** Problem requirements **
Omit every picture while repeating the entries exactly.

** Stored data entries **
# # # #

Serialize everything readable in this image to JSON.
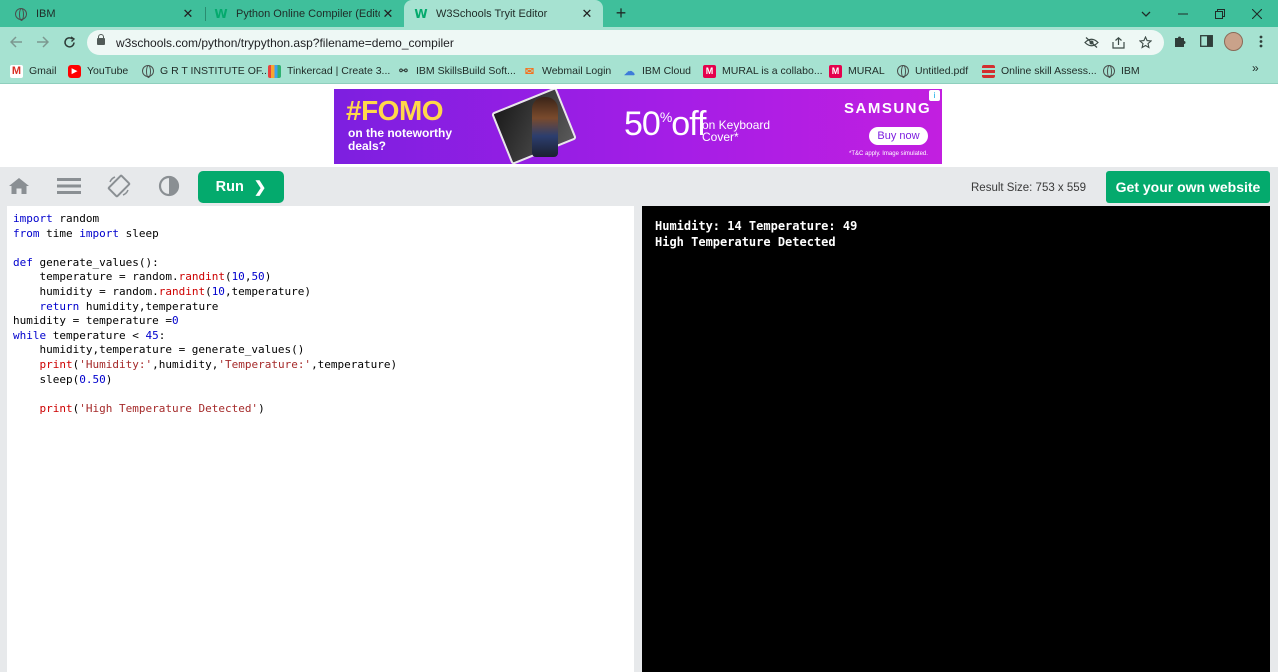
{
  "browser": {
    "tabs": [
      {
        "title": "IBM",
        "icon": "globe-icon"
      },
      {
        "title": "Python Online Compiler (Editor /",
        "icon": "w3schools-icon"
      },
      {
        "title": "W3Schools Tryit Editor",
        "icon": "w3schools-icon",
        "active": true
      }
    ],
    "url": "w3schools.com/python/trypython.asp?filename=demo_compiler",
    "bookmarks": [
      {
        "label": "Gmail",
        "icon": "gmail-icon"
      },
      {
        "label": "YouTube",
        "icon": "youtube-icon"
      },
      {
        "label": "G R T INSTITUTE OF...",
        "icon": "globe-icon"
      },
      {
        "label": "Tinkercad | Create 3...",
        "icon": "tinkercad-icon"
      },
      {
        "label": "IBM SkillsBuild Soft...",
        "icon": "skillsbuild-icon"
      },
      {
        "label": "Webmail Login",
        "icon": "webmail-icon"
      },
      {
        "label": "IBM Cloud",
        "icon": "cloud-icon"
      },
      {
        "label": "MURAL is a collabo...",
        "icon": "mural-icon"
      },
      {
        "label": "MURAL",
        "icon": "mural-icon"
      },
      {
        "label": "Untitled.pdf",
        "icon": "globe-icon"
      },
      {
        "label": "Online skill Assess...",
        "icon": "list-icon"
      },
      {
        "label": "IBM",
        "icon": "globe-icon"
      }
    ]
  },
  "ad": {
    "headline": "#FOMO",
    "subline": "on the noteworthy deals?",
    "offer_number": "50",
    "offer_sup": "%",
    "offer_word": "off",
    "offer_detail": "on Keyboard Cover*",
    "brand": "SAMSUNG",
    "cta": "Buy now",
    "disclaimer": "*T&C apply. Image simulated.",
    "info_badge": "i"
  },
  "toolbar": {
    "run_label": "Run",
    "run_chevron": "❯",
    "result_size": "Result Size: 753 x 559",
    "get_website_label": "Get your own website"
  },
  "editor": {
    "lines": [
      [
        {
          "t": "import",
          "c": "kw"
        },
        {
          "t": " random"
        }
      ],
      [
        {
          "t": "from",
          "c": "kw"
        },
        {
          "t": " time "
        },
        {
          "t": "import",
          "c": "kw"
        },
        {
          "t": " sleep"
        }
      ],
      [],
      [
        {
          "t": "def",
          "c": "kw"
        },
        {
          "t": " generate_values():"
        }
      ],
      [
        {
          "t": "    temperature = random."
        },
        {
          "t": "randint",
          "c": "fn"
        },
        {
          "t": "("
        },
        {
          "t": "10",
          "c": "num"
        },
        {
          "t": ","
        },
        {
          "t": "50",
          "c": "num"
        },
        {
          "t": ")"
        }
      ],
      [
        {
          "t": "    humidity = random."
        },
        {
          "t": "randint",
          "c": "fn"
        },
        {
          "t": "("
        },
        {
          "t": "10",
          "c": "num"
        },
        {
          "t": ",temperature)"
        }
      ],
      [
        {
          "t": "    "
        },
        {
          "t": "return",
          "c": "kw"
        },
        {
          "t": " humidity,temperature"
        }
      ],
      [
        {
          "t": "humidity = temperature ="
        },
        {
          "t": "0",
          "c": "num"
        }
      ],
      [
        {
          "t": "while",
          "c": "kw"
        },
        {
          "t": " temperature < "
        },
        {
          "t": "45",
          "c": "num"
        },
        {
          "t": ":"
        }
      ],
      [
        {
          "t": "    humidity,temperature = generate_values()"
        }
      ],
      [
        {
          "t": "    "
        },
        {
          "t": "print",
          "c": "fn"
        },
        {
          "t": "("
        },
        {
          "t": "'Humidity:'",
          "c": "str"
        },
        {
          "t": ",humidity,"
        },
        {
          "t": "'Temperature:'",
          "c": "str"
        },
        {
          "t": ",temperature)"
        }
      ],
      [
        {
          "t": "    sleep("
        },
        {
          "t": "0.50",
          "c": "num"
        },
        {
          "t": ")"
        }
      ],
      [],
      [
        {
          "t": "    "
        },
        {
          "t": "print",
          "c": "fn"
        },
        {
          "t": "("
        },
        {
          "t": "'High Temperature Detected'",
          "c": "str"
        },
        {
          "t": ")"
        }
      ]
    ]
  },
  "result": {
    "output_lines": [
      "Humidity: 14 Temperature: 49",
      "High Temperature Detected"
    ]
  },
  "colors": {
    "tabstrip": "#3fbf9b",
    "chrome_toolbar": "#a6e2d1",
    "accent_green": "#04aa6d",
    "result_bg": "#000000"
  }
}
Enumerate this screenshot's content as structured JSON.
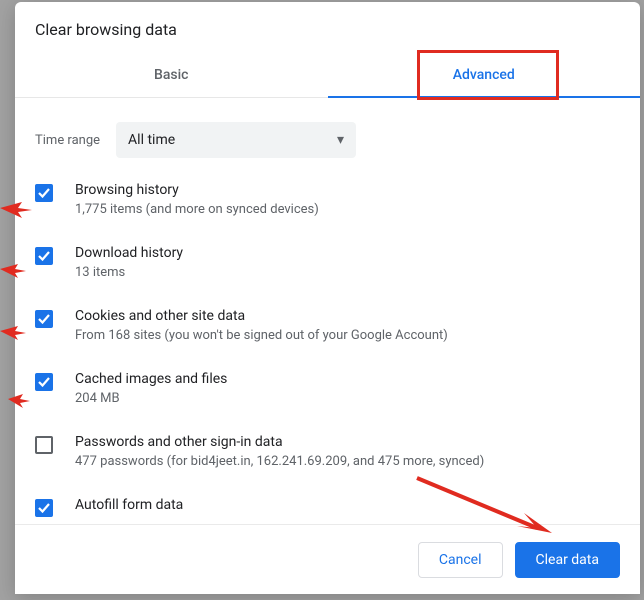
{
  "title": "Clear browsing data",
  "tabs": {
    "basic": "Basic",
    "advanced": "Advanced"
  },
  "time": {
    "label": "Time range",
    "value": "All time"
  },
  "items": [
    {
      "checked": true,
      "title": "Browsing history",
      "sub": "1,775 items (and more on synced devices)"
    },
    {
      "checked": true,
      "title": "Download history",
      "sub": "13 items"
    },
    {
      "checked": true,
      "title": "Cookies and other site data",
      "sub": "From 168 sites (you won't be signed out of your Google Account)"
    },
    {
      "checked": true,
      "title": "Cached images and files",
      "sub": "204 MB"
    },
    {
      "checked": false,
      "title": "Passwords and other sign-in data",
      "sub": "477 passwords (for bid4jeet.in, 162.241.69.209, and 475 more, synced)"
    },
    {
      "checked": true,
      "title": "Autofill form data",
      "sub": ""
    }
  ],
  "buttons": {
    "cancel": "Cancel",
    "clear": "Clear data"
  }
}
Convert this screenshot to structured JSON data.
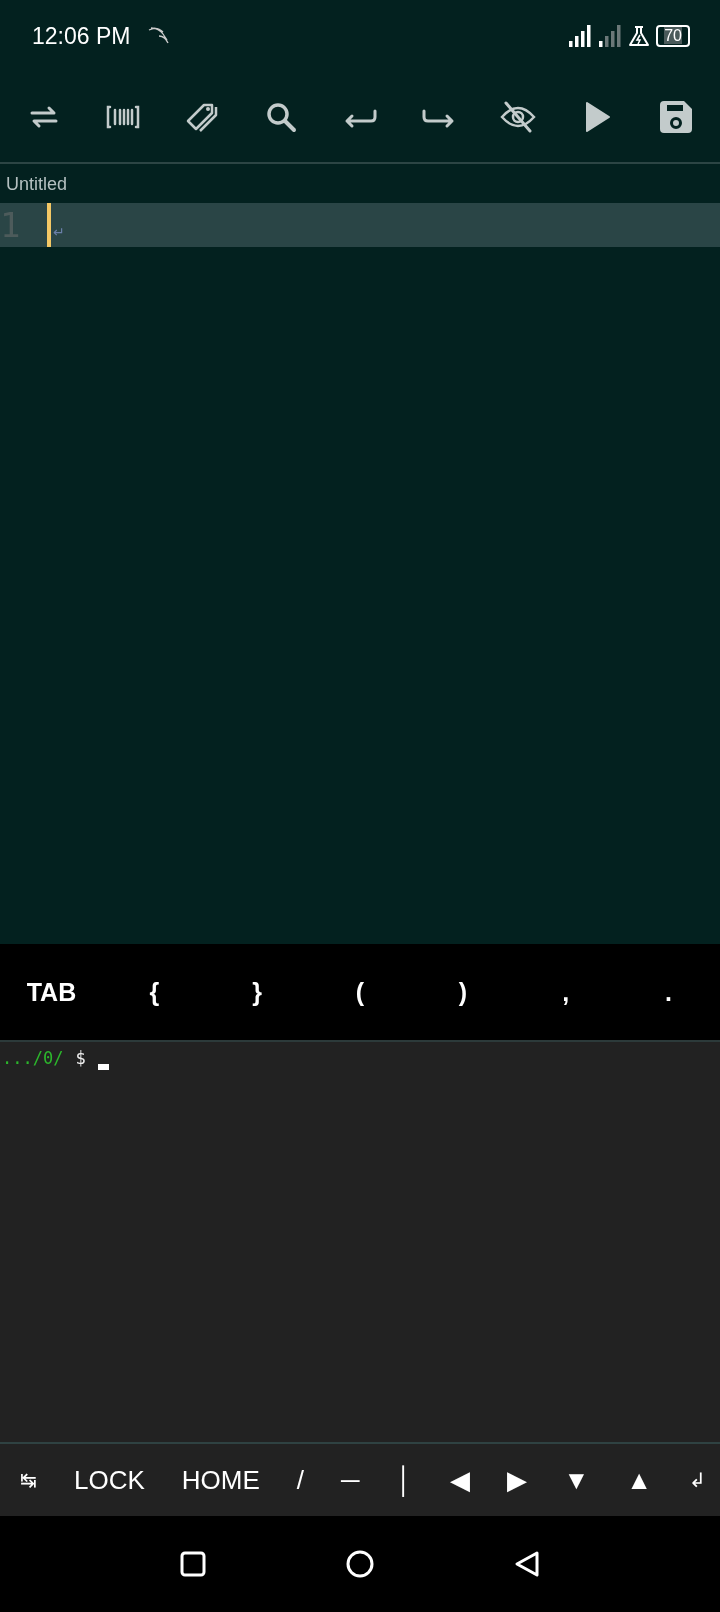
{
  "status_bar": {
    "time": "12:06 PM",
    "battery": "70"
  },
  "editor": {
    "tab_title": "Untitled",
    "lines": [
      {
        "number": "1",
        "eol_marker": "↵",
        "current": true
      }
    ]
  },
  "extra_keys": [
    "TAB",
    "{",
    "}",
    "(",
    ")",
    ",",
    "."
  ],
  "terminal": {
    "prompt_path": ".../0/",
    "prompt_symbol": "$"
  },
  "terminal_keys": [
    "↹",
    "LOCK",
    "HOME",
    "/",
    "─",
    "│",
    "◀",
    "▶",
    "▼",
    "▲",
    "↲"
  ]
}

# # # #

** Output for this task **
Serialize everything readable in this image to JSON.
{
  "browser": {
    "tabs": [
      {
        "title": "IBM",
        "icon": "globe-icon"
      },
      {
        "title": "Python Online Compiler (Editor /",
        "icon": "w3schools-icon"
      },
      {
        "title": "W3Schools Tryit Editor",
        "icon": "w3schools-icon",
        "active": true
      }
    ],
    "url": "w3schools.com/python/trypython.asp?filename=demo_compiler",
    "bookmarks": [
      {
        "label": "Gmail",
        "icon": "gmail-icon"
      },
      {
        "label": "YouTube",
        "icon": "youtube-icon"
      },
      {
        "label": "G R T INSTITUTE OF...",
        "icon": "globe-icon"
      },
      {
        "label": "Tinkercad | Create 3...",
        "icon": "tinkercad-icon"
      },
      {
        "label": "IBM SkillsBuild Soft...",
        "icon": "skillsbuild-icon"
      },
      {
        "label": "Webmail Login",
        "icon": "webmail-icon"
      },
      {
        "label": "IBM Cloud",
        "icon": "cloud-icon"
      },
      {
        "label": "MURAL is a collabo...",
        "icon": "mural-icon"
      },
      {
        "label": "MURAL",
        "icon": "mural-icon"
      },
      {
        "label": "Untitled.pdf",
        "icon": "globe-icon"
      },
      {
        "label": "Online skill Assess...",
        "icon": "list-icon"
      },
      {
        "label": "IBM",
        "icon": "globe-icon"
      }
    ]
  },
  "ad": {
    "headline": "#FOMO",
    "subline": "on the noteworthy deals?",
    "offer_number": "50",
    "offer_sup": "%",
    "offer_word": "off",
    "offer_detail": "on Keyboard Cover*",
    "brand": "SAMSUNG",
    "cta": "Buy now",
    "disclaimer": "*T&C apply. Image simulated.",
    "info_badge": "i"
  },
  "toolbar": {
    "run_label": "Run",
    "run_chevron": "❯",
    "result_size": "Result Size: 753 x 559",
    "get_website_label": "Get your own website"
  },
  "editor": {
    "lines": [
      [
        {
          "t": "import",
          "c": "kw"
        },
        {
          "t": " random"
        }
      ],
      [
        {
          "t": "from",
          "c": "kw"
        },
        {
          "t": " time "
        },
        {
          "t": "import",
          "c": "kw"
        },
        {
          "t": " sleep"
        }
      ],
      [],
      [
        {
          "t": "def",
          "c": "kw"
        },
        {
          "t": " generate_values():"
        }
      ],
      [
        {
          "t": "    temperature = random."
        },
        {
          "t": "randint",
          "c": "fn"
        },
        {
          "t": "("
        },
        {
          "t": "10",
          "c": "num"
        },
        {
          "t": ","
        },
        {
          "t": "50",
          "c": "num"
        },
        {
          "t": ")"
        }
      ],
      [
        {
          "t": "    humidity = random."
        },
        {
          "t": "randint",
          "c": "fn"
        },
        {
          "t": "("
        },
        {
          "t": "10",
          "c": "num"
        },
        {
          "t": ",temperature)"
        }
      ],
      [
        {
          "t": "    "
        },
        {
          "t": "return",
          "c": "kw"
        },
        {
          "t": " humidity,temperature"
        }
      ],
      [
        {
          "t": "humidity = temperature ="
        },
        {
          "t": "0",
          "c": "num"
        }
      ],
      [
        {
          "t": "while",
          "c": "kw"
        },
        {
          "t": " temperature < "
        },
        {
          "t": "45",
          "c": "num"
        },
        {
          "t": ":"
        }
      ],
      [
        {
          "t": "    humidity,temperature = generate_values()"
        }
      ],
      [
        {
          "t": "    "
        },
        {
          "t": "print",
          "c": "fn"
        },
        {
          "t": "("
        },
        {
          "t": "'Humidity:'",
          "c": "str"
        },
        {
          "t": ",humidity,"
        },
        {
          "t": "'Temperature:'",
          "c": "str"
        },
        {
          "t": ",temperature)"
        }
      ],
      [
        {
          "t": "    sleep("
        },
        {
          "t": "0.50",
          "c": "num"
        },
        {
          "t": ")"
        }
      ],
      [],
      [
        {
          "t": "    "
        },
        {
          "t": "print",
          "c": "fn"
        },
        {
          "t": "("
        },
        {
          "t": "'High Temperature Detected'",
          "c": "str"
        },
        {
          "t": ")"
        }
      ]
    ]
  },
  "result": {
    "output_lines": [
      "Humidity: 14 Temperature: 49",
      "High Temperature Detected"
    ]
  },
  "colors": {
    "tabstrip": "#3fbf9b",
    "chrome_toolbar": "#a6e2d1",
    "accent_green": "#04aa6d",
    "result_bg": "#000000"
  }
}
Enumerate this screenshot's content as structured JSON.
{
  "title": "Clear browsing data",
  "tabs": {
    "basic": "Basic",
    "advanced": "Advanced"
  },
  "time": {
    "label": "Time range",
    "value": "All time"
  },
  "items": [
    {
      "checked": true,
      "title": "Browsing history",
      "sub": "1,775 items (and more on synced devices)"
    },
    {
      "checked": true,
      "title": "Download history",
      "sub": "13 items"
    },
    {
      "checked": true,
      "title": "Cookies and other site data",
      "sub": "From 168 sites (you won't be signed out of your Google Account)"
    },
    {
      "checked": true,
      "title": "Cached images and files",
      "sub": "204 MB"
    },
    {
      "checked": false,
      "title": "Passwords and other sign-in data",
      "sub": "477 passwords (for bid4jeet.in, 162.241.69.209, and 475 more, synced)"
    },
    {
      "checked": true,
      "title": "Autofill form data",
      "sub": ""
    }
  ],
  "buttons": {
    "cancel": "Cancel",
    "clear": "Clear data"
  }
}
Convert this screenshot to structured JSON data.
{
  "status_bar": {
    "time": "12:06 PM",
    "battery": "70"
  },
  "editor": {
    "tab_title": "Untitled",
    "lines": [
      {
        "number": "1",
        "eol_marker": "↵",
        "current": true
      }
    ]
  },
  "extra_keys": [
    "TAB",
    "{",
    "}",
    "(",
    ")",
    ",",
    "."
  ],
  "terminal": {
    "prompt_path": ".../0/",
    "prompt_symbol": "$"
  },
  "terminal_keys": [
    "↹",
    "LOCK",
    "HOME",
    "/",
    "─",
    "│",
    "◀",
    "▶",
    "▼",
    "▲",
    "↲"
  ]
}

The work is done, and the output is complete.